Problem statement — Separate out the lines that hold "Transfers".

Input material —
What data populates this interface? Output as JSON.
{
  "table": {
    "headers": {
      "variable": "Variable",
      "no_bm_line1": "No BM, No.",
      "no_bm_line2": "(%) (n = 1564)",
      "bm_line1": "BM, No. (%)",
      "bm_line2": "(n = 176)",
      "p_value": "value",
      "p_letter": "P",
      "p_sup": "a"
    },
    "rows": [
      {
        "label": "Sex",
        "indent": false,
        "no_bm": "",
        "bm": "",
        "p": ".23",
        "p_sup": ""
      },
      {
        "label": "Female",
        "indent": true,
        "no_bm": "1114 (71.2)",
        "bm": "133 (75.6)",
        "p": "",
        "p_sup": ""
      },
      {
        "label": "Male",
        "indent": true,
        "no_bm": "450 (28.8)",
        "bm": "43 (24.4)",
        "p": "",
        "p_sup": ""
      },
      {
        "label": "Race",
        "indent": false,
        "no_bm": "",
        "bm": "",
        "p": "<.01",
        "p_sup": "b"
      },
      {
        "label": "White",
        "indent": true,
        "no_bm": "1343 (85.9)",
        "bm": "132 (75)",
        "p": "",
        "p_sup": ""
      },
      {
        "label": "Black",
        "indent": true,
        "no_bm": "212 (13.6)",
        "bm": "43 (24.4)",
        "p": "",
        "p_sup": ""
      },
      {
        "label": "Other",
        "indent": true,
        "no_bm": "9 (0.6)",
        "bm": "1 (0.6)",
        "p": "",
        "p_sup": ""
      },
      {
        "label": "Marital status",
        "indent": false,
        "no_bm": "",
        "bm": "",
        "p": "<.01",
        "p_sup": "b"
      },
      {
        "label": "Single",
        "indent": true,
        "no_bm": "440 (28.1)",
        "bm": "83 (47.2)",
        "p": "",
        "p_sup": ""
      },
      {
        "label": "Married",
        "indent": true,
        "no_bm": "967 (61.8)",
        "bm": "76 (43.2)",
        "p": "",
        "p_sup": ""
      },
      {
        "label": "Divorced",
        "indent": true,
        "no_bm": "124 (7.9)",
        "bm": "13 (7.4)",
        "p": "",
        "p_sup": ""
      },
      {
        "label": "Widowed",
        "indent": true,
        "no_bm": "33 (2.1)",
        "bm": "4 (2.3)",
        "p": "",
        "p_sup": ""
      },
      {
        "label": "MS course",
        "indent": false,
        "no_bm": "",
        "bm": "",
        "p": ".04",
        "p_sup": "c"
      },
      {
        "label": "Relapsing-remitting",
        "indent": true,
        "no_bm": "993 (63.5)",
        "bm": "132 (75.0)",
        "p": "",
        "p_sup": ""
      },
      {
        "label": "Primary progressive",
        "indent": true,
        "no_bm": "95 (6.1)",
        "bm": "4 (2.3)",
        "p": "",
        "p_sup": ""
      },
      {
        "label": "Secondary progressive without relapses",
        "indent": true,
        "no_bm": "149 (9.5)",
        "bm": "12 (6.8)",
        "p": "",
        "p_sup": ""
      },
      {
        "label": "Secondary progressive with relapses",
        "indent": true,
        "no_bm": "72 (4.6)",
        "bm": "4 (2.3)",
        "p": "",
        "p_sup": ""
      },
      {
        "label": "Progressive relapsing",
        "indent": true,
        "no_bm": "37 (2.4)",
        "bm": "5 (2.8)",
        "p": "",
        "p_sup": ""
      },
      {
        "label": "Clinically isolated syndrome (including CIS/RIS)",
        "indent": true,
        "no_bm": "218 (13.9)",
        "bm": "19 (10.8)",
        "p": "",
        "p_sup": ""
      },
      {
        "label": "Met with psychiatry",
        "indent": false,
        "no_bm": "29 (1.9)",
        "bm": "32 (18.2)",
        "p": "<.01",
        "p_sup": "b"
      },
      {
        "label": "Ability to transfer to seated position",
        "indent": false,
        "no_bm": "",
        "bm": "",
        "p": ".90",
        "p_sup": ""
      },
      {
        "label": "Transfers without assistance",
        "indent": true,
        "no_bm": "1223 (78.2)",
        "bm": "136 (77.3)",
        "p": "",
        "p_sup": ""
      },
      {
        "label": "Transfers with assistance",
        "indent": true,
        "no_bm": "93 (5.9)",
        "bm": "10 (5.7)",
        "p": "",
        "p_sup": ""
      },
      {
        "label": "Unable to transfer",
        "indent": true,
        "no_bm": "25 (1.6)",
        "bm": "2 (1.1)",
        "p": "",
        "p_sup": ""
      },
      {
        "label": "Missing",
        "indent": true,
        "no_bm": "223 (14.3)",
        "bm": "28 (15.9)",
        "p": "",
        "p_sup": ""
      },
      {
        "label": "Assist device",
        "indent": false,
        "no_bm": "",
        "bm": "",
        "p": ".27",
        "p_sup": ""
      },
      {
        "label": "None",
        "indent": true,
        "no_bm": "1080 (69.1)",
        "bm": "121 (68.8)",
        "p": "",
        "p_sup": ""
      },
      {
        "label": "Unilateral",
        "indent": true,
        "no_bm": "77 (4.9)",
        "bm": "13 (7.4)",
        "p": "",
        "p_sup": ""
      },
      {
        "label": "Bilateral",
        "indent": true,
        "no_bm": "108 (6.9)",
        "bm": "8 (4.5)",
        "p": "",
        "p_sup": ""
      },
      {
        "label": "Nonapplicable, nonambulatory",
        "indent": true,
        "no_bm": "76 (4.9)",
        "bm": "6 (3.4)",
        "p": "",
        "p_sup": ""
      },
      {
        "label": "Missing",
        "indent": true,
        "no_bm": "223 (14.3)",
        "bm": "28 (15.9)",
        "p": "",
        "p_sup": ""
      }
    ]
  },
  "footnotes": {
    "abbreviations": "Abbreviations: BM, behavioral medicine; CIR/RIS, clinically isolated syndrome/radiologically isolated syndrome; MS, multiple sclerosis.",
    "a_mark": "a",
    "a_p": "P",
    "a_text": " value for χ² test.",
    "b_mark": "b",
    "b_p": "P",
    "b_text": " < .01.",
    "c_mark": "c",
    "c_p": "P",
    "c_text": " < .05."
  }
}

The completed task —
        "label": "Transfers without assistance",
        "label": "Transfers with assistance",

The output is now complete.